___ SOURCE RECORDS ___
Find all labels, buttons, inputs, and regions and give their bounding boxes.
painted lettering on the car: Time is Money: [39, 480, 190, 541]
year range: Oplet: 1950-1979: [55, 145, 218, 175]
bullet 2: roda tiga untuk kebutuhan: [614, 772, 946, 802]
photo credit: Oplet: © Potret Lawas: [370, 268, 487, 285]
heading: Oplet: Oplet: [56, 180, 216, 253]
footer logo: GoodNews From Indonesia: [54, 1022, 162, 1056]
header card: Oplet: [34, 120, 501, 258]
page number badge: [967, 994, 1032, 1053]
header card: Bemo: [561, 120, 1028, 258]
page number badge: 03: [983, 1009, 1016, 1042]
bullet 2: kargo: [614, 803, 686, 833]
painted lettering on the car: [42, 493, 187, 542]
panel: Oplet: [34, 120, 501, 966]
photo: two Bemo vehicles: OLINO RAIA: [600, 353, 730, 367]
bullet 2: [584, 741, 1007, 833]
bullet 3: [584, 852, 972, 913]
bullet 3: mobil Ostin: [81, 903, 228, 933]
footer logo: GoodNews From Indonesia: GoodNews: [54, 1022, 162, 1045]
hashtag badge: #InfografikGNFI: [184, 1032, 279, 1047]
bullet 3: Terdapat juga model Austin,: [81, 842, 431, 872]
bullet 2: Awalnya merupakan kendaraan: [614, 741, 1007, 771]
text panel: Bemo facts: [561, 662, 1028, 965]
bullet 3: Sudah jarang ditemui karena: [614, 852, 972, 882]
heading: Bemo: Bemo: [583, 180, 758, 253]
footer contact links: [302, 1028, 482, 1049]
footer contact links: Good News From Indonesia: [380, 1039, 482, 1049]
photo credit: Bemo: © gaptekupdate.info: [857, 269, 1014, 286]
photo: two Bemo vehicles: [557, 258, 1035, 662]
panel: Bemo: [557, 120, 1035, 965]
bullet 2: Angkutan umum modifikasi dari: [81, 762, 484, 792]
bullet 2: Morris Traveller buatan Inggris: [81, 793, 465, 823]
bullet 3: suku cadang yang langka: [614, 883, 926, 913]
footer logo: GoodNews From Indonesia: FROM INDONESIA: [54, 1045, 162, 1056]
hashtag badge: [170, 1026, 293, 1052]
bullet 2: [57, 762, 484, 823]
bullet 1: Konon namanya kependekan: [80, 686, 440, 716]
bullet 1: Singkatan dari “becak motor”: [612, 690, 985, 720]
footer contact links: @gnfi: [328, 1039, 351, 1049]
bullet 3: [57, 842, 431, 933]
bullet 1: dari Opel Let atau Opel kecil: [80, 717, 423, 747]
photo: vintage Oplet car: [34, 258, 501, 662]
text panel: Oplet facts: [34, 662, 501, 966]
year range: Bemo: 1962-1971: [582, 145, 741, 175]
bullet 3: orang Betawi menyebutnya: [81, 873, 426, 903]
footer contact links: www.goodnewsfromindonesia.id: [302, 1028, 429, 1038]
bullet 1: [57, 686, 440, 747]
___
___ SOURCE RECORDS ___
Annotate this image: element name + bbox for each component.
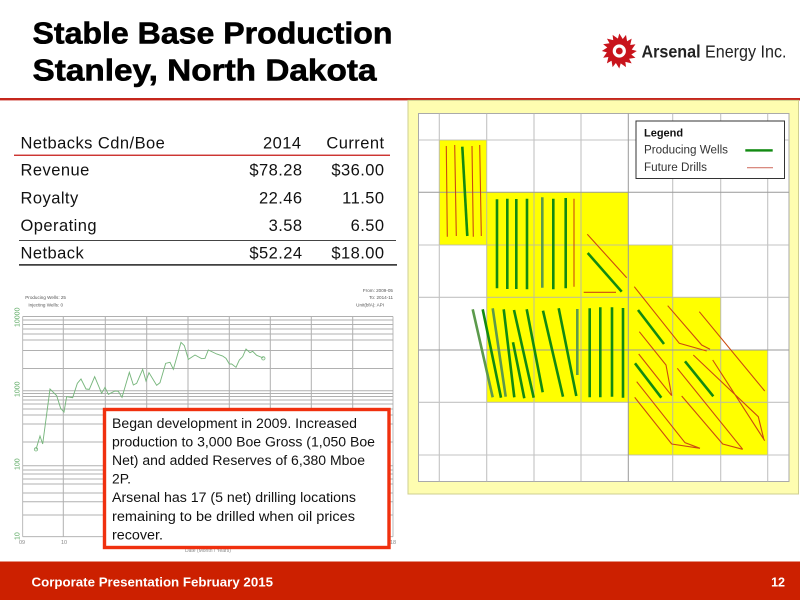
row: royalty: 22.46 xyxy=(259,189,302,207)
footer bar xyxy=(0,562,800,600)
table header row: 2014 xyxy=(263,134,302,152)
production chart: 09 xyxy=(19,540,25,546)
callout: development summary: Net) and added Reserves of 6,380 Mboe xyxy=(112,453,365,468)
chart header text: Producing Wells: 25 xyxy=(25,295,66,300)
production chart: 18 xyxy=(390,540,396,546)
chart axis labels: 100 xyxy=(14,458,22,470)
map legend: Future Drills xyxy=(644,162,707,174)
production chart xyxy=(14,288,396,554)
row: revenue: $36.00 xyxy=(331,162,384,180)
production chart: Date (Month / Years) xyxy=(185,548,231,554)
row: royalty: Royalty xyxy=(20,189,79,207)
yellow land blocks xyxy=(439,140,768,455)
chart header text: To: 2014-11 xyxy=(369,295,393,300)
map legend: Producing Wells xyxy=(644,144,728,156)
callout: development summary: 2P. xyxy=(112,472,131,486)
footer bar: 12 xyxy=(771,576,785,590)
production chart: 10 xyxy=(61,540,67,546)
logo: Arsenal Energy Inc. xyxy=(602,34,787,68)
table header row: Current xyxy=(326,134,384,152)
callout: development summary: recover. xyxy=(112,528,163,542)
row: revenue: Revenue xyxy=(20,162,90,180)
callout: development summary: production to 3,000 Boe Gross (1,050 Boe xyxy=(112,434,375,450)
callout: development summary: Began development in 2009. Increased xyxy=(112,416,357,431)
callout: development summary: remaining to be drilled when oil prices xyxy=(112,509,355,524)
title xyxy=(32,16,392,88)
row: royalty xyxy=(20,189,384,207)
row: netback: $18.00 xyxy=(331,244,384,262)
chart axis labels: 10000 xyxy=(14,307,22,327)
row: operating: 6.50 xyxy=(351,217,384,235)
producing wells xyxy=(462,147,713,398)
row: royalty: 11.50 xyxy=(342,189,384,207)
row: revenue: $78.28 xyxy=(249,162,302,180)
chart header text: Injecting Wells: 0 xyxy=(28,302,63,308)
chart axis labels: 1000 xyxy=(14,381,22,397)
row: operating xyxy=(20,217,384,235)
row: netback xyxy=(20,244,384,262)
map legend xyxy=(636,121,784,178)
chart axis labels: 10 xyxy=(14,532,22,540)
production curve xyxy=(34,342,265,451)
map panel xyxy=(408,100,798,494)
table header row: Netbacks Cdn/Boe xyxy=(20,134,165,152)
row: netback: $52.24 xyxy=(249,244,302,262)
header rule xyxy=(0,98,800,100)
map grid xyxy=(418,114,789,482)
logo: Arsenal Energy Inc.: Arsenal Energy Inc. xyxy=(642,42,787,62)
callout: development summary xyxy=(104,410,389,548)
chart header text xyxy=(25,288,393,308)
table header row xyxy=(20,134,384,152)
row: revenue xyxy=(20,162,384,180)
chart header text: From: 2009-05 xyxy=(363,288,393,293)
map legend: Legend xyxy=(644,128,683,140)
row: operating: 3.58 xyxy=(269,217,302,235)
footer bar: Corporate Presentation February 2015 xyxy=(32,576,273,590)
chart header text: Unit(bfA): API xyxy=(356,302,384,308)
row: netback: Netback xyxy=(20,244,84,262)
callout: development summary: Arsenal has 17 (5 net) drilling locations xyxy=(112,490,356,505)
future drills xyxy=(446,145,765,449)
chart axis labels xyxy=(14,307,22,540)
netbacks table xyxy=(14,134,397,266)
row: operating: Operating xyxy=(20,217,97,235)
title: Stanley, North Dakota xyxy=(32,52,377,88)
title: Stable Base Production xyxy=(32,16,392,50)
___
WHAT THE TASK ASKS: Change "header card" to "title card" in everything from the row containing "Find all labels, buttons, inputs, and" down to the row containing "text panel: Oplet facts: [34, 662, 501, 966]", and return only those rows with all else unchanged.

ANSWER FOR THIS EXERCISE:
Find all labels, buttons, inputs, and regions and give their bounding boxes.
painted lettering on the car: Time is Money: [39, 480, 190, 541]
year range: Oplet: 1950-1979: [55, 145, 218, 175]
bullet 2: roda tiga untuk kebutuhan: [614, 772, 946, 802]
photo credit: Oplet: © Potret Lawas: [370, 268, 487, 285]
heading: Oplet: Oplet: [56, 180, 216, 253]
footer logo: GoodNews From Indonesia: [54, 1022, 162, 1056]
title card: Oplet: [34, 120, 501, 258]
page number badge: [967, 994, 1032, 1053]
title card: Bemo: [561, 120, 1028, 258]
page number badge: 03: [983, 1009, 1016, 1042]
bullet 2: kargo: [614, 803, 686, 833]
painted lettering on the car: [42, 493, 187, 542]
panel: Oplet: [34, 120, 501, 966]
photo: two Bemo vehicles: OLINO RAIA: [600, 353, 730, 367]
bullet 2: [584, 741, 1007, 833]
bullet 3: [584, 852, 972, 913]
bullet 3: mobil Ostin: [81, 903, 228, 933]
footer logo: GoodNews From Indonesia: GoodNews: [54, 1022, 162, 1045]
hashtag badge: #InfografikGNFI: [184, 1032, 279, 1047]
bullet 3: Terdapat juga model Austin,: [81, 842, 431, 872]
bullet 2: Awalnya merupakan kendaraan: [614, 741, 1007, 771]
text panel: Bemo facts: [561, 662, 1028, 965]
bullet 3: Sudah jarang ditemui karena: [614, 852, 972, 882]
heading: Bemo: Bemo: [583, 180, 758, 253]
footer contact links: [302, 1028, 482, 1049]
footer contact links: Good News From Indonesia: [380, 1039, 482, 1049]
photo credit: Bemo: © gaptekupdate.info: [857, 269, 1014, 286]
photo: two Bemo vehicles: [557, 258, 1035, 662]
panel: Bemo: [557, 120, 1035, 965]
bullet 2: Angkutan umum modifikasi dari: [81, 762, 484, 792]
bullet 2: Morris Traveller buatan Inggris: [81, 793, 465, 823]
bullet 3: suku cadang yang langka: [614, 883, 926, 913]
footer logo: GoodNews From Indonesia: FROM INDONESIA: [54, 1045, 162, 1056]
hashtag badge: [170, 1026, 293, 1052]
bullet 2: [57, 762, 484, 823]
bullet 1: Konon namanya kependekan: [80, 686, 440, 716]
bullet 1: Singkatan dari “becak motor”: [612, 690, 985, 720]
footer contact links: @gnfi: [328, 1039, 351, 1049]
bullet 3: [57, 842, 431, 933]
bullet 1: dari Opel Let atau Opel kecil: [80, 717, 423, 747]
photo: vintage Oplet car: [34, 258, 501, 662]
text panel: Oplet facts: [34, 662, 501, 966]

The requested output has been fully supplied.